AIM OF THE EXERCISE:
Show every line in the items below that contains the string "商务会展等生产服务业加快发展", matching case exactly.

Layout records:
----------

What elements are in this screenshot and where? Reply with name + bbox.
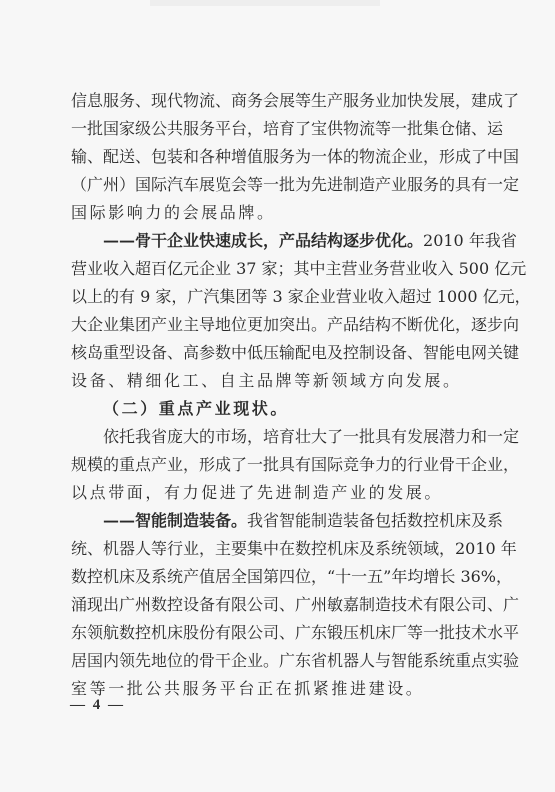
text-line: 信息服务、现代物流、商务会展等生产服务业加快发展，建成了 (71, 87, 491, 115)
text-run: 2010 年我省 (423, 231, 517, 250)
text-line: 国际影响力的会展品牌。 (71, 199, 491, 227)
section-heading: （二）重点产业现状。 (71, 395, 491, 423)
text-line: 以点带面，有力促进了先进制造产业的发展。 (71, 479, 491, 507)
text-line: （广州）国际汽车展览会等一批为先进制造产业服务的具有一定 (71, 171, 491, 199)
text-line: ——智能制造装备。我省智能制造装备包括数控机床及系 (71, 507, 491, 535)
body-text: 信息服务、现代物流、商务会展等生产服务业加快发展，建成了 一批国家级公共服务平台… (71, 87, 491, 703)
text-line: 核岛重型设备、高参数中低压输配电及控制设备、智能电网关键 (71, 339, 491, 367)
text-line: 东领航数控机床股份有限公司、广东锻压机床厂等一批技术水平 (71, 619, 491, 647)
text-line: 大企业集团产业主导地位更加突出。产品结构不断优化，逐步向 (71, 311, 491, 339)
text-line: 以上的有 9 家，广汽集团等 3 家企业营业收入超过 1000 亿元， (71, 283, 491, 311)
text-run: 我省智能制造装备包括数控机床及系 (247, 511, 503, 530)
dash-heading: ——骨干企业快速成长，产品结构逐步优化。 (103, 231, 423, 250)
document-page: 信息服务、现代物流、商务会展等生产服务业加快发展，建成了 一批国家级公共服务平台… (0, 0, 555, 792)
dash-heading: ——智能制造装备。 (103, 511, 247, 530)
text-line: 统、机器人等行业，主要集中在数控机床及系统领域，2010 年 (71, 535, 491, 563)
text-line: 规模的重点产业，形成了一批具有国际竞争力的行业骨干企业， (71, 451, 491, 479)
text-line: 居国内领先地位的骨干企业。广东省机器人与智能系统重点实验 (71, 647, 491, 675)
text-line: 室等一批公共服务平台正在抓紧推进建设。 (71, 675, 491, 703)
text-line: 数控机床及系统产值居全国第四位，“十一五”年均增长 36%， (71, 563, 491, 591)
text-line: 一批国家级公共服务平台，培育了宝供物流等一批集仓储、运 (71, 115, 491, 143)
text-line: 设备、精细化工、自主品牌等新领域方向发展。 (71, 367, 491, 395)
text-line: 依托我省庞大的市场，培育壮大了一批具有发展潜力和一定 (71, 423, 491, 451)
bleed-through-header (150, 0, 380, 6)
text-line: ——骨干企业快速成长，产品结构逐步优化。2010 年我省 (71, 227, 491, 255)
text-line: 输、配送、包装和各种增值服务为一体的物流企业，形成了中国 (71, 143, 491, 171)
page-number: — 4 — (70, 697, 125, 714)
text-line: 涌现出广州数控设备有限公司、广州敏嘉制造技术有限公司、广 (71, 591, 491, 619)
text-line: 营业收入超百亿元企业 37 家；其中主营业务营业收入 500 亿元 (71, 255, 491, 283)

----------

CORRECT ANSWER:
text-line: 信息服务、现代物流、商务会展等生产服务业加快发展，建成了 (71, 87, 491, 115)
body-text: 信息服务、现代物流、商务会展等生产服务业加快发展，建成了 一批国家级公共服务平台… (71, 87, 491, 703)
document-page: 信息服务、现代物流、商务会展等生产服务业加快发展，建成了 一批国家级公共服务平台… (0, 0, 555, 792)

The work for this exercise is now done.